Copy the lines word for word from the first one down to and including the line that contains "x-tick-label: 0 [97,734,111,764]".

Saved entries:
******************************

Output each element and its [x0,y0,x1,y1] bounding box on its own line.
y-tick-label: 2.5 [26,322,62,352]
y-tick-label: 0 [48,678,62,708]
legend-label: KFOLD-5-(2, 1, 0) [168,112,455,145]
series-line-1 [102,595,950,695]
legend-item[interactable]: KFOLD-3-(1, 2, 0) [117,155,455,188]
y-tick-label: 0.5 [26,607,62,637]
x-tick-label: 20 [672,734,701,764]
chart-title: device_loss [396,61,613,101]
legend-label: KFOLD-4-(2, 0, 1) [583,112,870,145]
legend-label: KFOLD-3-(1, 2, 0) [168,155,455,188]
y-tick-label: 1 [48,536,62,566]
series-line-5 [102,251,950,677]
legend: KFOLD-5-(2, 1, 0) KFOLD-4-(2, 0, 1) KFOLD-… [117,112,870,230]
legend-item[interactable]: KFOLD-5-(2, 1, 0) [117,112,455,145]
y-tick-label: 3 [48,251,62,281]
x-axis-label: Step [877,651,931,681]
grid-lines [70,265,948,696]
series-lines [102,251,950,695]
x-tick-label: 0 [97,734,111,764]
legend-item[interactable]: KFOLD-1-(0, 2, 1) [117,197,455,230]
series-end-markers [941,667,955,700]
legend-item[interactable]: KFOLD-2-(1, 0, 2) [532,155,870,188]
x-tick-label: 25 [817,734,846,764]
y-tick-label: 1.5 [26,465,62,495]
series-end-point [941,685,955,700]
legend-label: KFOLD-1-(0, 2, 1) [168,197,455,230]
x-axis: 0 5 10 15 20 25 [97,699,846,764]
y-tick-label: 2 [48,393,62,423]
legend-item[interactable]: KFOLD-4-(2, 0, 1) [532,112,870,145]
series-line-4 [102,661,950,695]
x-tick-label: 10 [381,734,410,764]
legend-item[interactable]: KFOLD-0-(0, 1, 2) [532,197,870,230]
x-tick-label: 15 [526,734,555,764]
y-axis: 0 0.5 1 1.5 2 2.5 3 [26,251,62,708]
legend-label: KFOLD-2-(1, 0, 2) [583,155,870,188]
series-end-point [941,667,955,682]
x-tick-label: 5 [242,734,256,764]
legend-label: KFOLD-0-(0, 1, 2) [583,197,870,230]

******************************

FULL RESPONSE:
Output each element and its [x0,y0,x1,y1] bounding box on its own line.
y-tick-label: 2.5 [26,322,62,352]
y-tick-label: 0 [48,678,62,708]
legend-label: KFOLD-5-(2, 1, 0) [168,112,455,145]
series-line-1 [102,595,950,695]
legend-item[interactable]: KFOLD-3-(1, 2, 0) [117,155,455,188]
y-tick-label: 0.5 [26,607,62,637]
x-tick-label: 20 [672,734,701,764]
chart-title: device_loss [396,61,613,101]
legend-label: KFOLD-4-(2, 0, 1) [583,112,870,145]
legend-label: KFOLD-3-(1, 2, 0) [168,155,455,188]
y-tick-label: 1 [48,536,62,566]
series-line-5 [102,251,950,677]
legend: KFOLD-5-(2, 1, 0) KFOLD-4-(2, 0, 1) KFOLD-… [117,112,870,230]
legend-item[interactable]: KFOLD-5-(2, 1, 0) [117,112,455,145]
y-tick-label: 3 [48,251,62,281]
x-axis-label: Step [877,651,931,681]
grid-lines [70,265,948,696]
series-lines [102,251,950,695]
x-tick-label: 0 [97,734,111,764]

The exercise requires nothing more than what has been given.